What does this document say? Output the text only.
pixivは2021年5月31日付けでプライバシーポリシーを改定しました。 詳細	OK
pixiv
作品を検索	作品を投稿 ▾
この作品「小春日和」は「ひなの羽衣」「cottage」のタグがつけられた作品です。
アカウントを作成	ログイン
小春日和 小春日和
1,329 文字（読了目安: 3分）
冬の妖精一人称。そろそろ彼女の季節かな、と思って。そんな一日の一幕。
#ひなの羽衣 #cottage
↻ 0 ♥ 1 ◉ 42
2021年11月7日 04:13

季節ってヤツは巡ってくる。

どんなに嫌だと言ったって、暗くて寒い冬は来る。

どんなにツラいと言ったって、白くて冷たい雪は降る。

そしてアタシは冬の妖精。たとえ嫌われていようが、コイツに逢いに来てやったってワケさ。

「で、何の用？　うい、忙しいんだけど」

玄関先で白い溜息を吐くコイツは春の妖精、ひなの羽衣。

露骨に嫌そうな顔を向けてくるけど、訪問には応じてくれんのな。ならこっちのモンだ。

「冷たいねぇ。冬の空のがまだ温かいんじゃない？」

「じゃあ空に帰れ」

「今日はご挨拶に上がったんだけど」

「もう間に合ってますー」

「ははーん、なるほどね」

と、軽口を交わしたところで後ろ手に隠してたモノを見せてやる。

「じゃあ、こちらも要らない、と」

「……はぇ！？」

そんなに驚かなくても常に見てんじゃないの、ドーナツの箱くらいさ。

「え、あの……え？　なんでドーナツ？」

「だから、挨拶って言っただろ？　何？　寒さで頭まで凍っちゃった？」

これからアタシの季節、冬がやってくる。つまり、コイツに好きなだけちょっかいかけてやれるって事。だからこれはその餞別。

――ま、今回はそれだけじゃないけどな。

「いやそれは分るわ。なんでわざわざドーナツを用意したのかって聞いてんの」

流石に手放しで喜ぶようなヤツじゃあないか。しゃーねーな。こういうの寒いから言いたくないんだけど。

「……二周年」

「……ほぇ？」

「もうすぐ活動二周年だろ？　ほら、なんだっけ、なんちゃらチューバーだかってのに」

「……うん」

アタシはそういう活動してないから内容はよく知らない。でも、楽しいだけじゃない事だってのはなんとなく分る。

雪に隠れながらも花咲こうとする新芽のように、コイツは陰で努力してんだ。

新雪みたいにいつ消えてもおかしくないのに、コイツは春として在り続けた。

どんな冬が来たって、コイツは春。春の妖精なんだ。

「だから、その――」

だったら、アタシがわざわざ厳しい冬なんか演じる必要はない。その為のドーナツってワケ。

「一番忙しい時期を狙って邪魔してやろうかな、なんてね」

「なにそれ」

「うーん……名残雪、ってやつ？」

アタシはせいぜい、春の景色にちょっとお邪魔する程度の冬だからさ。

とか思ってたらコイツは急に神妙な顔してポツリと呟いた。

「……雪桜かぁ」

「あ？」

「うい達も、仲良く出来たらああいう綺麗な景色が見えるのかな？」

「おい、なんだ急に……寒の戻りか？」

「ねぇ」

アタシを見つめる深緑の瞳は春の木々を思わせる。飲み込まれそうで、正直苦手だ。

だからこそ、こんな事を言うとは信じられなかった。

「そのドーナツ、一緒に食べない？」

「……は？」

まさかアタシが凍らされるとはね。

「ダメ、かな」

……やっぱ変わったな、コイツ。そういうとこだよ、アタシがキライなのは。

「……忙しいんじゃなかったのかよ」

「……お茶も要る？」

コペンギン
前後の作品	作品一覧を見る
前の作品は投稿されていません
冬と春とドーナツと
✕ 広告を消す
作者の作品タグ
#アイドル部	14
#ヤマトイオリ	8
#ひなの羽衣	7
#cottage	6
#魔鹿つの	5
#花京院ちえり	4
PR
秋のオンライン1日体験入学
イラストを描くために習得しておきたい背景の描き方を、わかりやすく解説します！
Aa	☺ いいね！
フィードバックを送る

* * * * *

### Directions for this task
Write down every line of the data exactly as it appears above.

### Answer to the problem
What does this document say? Output the text only.
pixivは2021年5月31日付けでプライバシーポリシーを改定しました。 詳細	OK
pixiv
作品を検索	作品を投稿 ▾
この作品「小春日和」は「ひなの羽衣」「cottage」のタグがつけられた作品です。
アカウントを作成	ログイン
小春日和 小春日和
1,329 文字（読了目安: 3分）
冬の妖精一人称。そろそろ彼女の季節かな、と思って。そんな一日の一幕。
#ひなの羽衣 #cottage
↻ 0 ♥ 1 ◉ 42
2021年11月7日 04:13

季節ってヤツは巡ってくる。

どんなに嫌だと言ったって、暗くて寒い冬は来る。

どんなにツラいと言ったって、白くて冷たい雪は降る。

そしてアタシは冬の妖精。たとえ嫌われていようが、コイツに逢いに来てやったってワケさ。

「で、何の用？　うい、忙しいんだけど」

玄関先で白い溜息を吐くコイツは春の妖精、ひなの羽衣。

露骨に嫌そうな顔を向けてくるけど、訪問には応じてくれんのな。ならこっちのモンだ。

「冷たいねぇ。冬の空のがまだ温かいんじゃない？」

「じゃあ空に帰れ」

「今日はご挨拶に上がったんだけど」

「もう間に合ってますー」

「ははーん、なるほどね」

と、軽口を交わしたところで後ろ手に隠してたモノを見せてやる。

「じゃあ、こちらも要らない、と」

「……はぇ！？」

そんなに驚かなくても常に見てんじゃないの、ドーナツの箱くらいさ。

「え、あの……え？　なんでドーナツ？」

「だから、挨拶って言っただろ？　何？　寒さで頭まで凍っちゃった？」

これからアタシの季節、冬がやってくる。つまり、コイツに好きなだけちょっかいかけてやれるって事。だからこれはその餞別。

――ま、今回はそれだけじゃないけどな。

「いやそれは分るわ。なんでわざわざドーナツを用意したのかって聞いてんの」

流石に手放しで喜ぶようなヤツじゃあないか。しゃーねーな。こういうの寒いから言いたくないんだけど。

「……二周年」

「……ほぇ？」

「もうすぐ活動二周年だろ？　ほら、なんだっけ、なんちゃらチューバーだかってのに」

「……うん」

アタシはそういう活動してないから内容はよく知らない。でも、楽しいだけじゃない事だってのはなんとなく分る。

雪に隠れながらも花咲こうとする新芽のように、コイツは陰で努力してんだ。

新雪みたいにいつ消えてもおかしくないのに、コイツは春として在り続けた。

どんな冬が来たって、コイツは春。春の妖精なんだ。

「だから、その――」

だったら、アタシがわざわざ厳しい冬なんか演じる必要はない。その為のドーナツってワケ。

「一番忙しい時期を狙って邪魔してやろうかな、なんてね」

「なにそれ」

「うーん……名残雪、ってやつ？」

アタシはせいぜい、春の景色にちょっとお邪魔する程度の冬だからさ。

とか思ってたらコイツは急に神妙な顔してポツリと呟いた。

「……雪桜かぁ」

「あ？」

「うい達も、仲良く出来たらああいう綺麗な景色が見えるのかな？」

「おい、なんだ急に……寒の戻りか？」

「ねぇ」

アタシを見つめる深緑の瞳は春の木々を思わせる。飲み込まれそうで、正直苦手だ。

だからこそ、こんな事を言うとは信じられなかった。

「そのドーナツ、一緒に食べない？」

「……は？」

まさかアタシが凍らされるとはね。

「ダメ、かな」

……やっぱ変わったな、コイツ。そういうとこだよ、アタシがキライなのは。

「……忙しいんじゃなかったのかよ」

「……お茶も要る？」

コペンギン
前後の作品	作品一覧を見る
前の作品は投稿されていません
冬と春とドーナツと
✕ 広告を消す
作者の作品タグ
#アイドル部	14
#ヤマトイオリ	8
#ひなの羽衣	7
#cottage	6
#魔鹿つの	5
#花京院ちえり	4
PR
秋のオンライン1日体験入学
イラストを描くために習得しておきたい背景の描き方を、わかりやすく解説します！
Aa	☺ いいね！
フィードバックを送る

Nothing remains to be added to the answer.